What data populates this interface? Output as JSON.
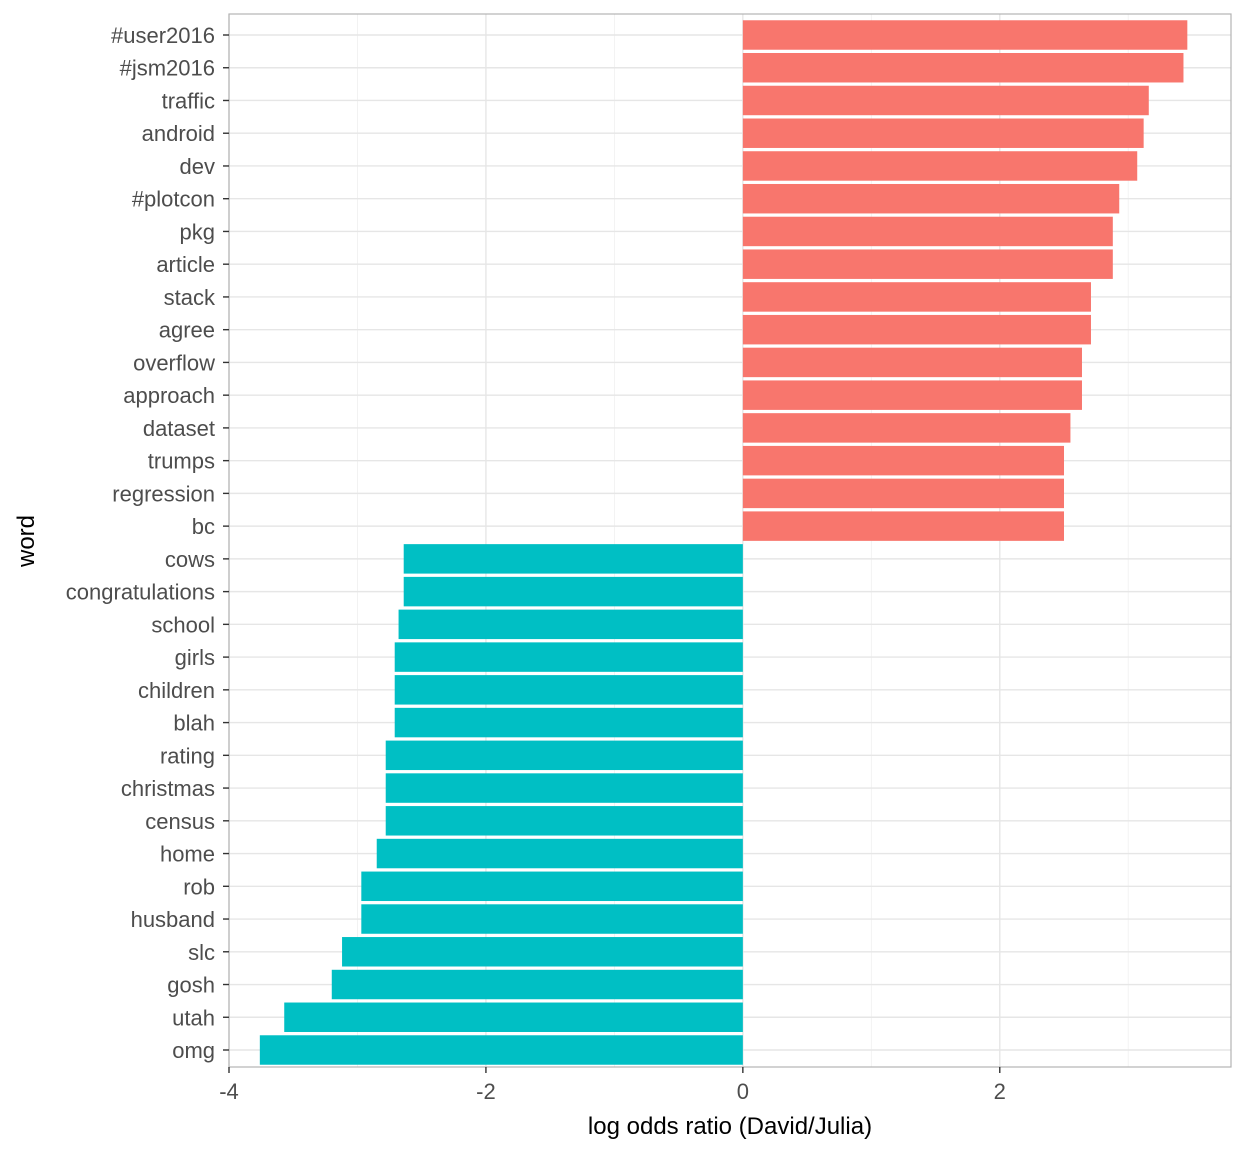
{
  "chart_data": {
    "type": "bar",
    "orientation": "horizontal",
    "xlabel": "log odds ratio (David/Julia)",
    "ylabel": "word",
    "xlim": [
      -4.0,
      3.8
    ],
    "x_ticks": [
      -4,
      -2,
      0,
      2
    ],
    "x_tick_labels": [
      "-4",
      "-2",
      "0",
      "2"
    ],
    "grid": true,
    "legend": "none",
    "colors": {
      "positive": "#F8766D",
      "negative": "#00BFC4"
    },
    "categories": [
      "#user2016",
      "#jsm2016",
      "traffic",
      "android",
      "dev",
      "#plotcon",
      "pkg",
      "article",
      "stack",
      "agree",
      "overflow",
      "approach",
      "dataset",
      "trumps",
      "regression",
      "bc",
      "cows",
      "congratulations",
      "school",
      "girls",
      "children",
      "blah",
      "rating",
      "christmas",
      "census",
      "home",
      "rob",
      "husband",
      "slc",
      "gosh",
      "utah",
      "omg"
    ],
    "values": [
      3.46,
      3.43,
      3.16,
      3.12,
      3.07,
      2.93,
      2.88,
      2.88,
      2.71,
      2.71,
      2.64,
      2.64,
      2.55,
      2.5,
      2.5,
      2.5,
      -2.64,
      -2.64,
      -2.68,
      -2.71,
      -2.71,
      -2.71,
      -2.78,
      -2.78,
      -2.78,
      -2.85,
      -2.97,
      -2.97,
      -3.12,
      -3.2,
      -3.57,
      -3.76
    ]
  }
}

### WHAT TO WORK ON:
Reproduce every record word for word. The copy must contain no pictures.

### EXERCISE OUTPUT:
What data populates this interface? Output as JSON.
{
  "chart_data": {
    "type": "bar",
    "orientation": "horizontal",
    "xlabel": "log odds ratio (David/Julia)",
    "ylabel": "word",
    "xlim": [
      -4.0,
      3.8
    ],
    "x_ticks": [
      -4,
      -2,
      0,
      2
    ],
    "x_tick_labels": [
      "-4",
      "-2",
      "0",
      "2"
    ],
    "grid": true,
    "legend": "none",
    "colors": {
      "positive": "#F8766D",
      "negative": "#00BFC4"
    },
    "categories": [
      "#user2016",
      "#jsm2016",
      "traffic",
      "android",
      "dev",
      "#plotcon",
      "pkg",
      "article",
      "stack",
      "agree",
      "overflow",
      "approach",
      "dataset",
      "trumps",
      "regression",
      "bc",
      "cows",
      "congratulations",
      "school",
      "girls",
      "children",
      "blah",
      "rating",
      "christmas",
      "census",
      "home",
      "rob",
      "husband",
      "slc",
      "gosh",
      "utah",
      "omg"
    ],
    "values": [
      3.46,
      3.43,
      3.16,
      3.12,
      3.07,
      2.93,
      2.88,
      2.88,
      2.71,
      2.71,
      2.64,
      2.64,
      2.55,
      2.5,
      2.5,
      2.5,
      -2.64,
      -2.64,
      -2.68,
      -2.71,
      -2.71,
      -2.71,
      -2.78,
      -2.78,
      -2.78,
      -2.85,
      -2.97,
      -2.97,
      -3.12,
      -3.2,
      -3.57,
      -3.76
    ]
  }
}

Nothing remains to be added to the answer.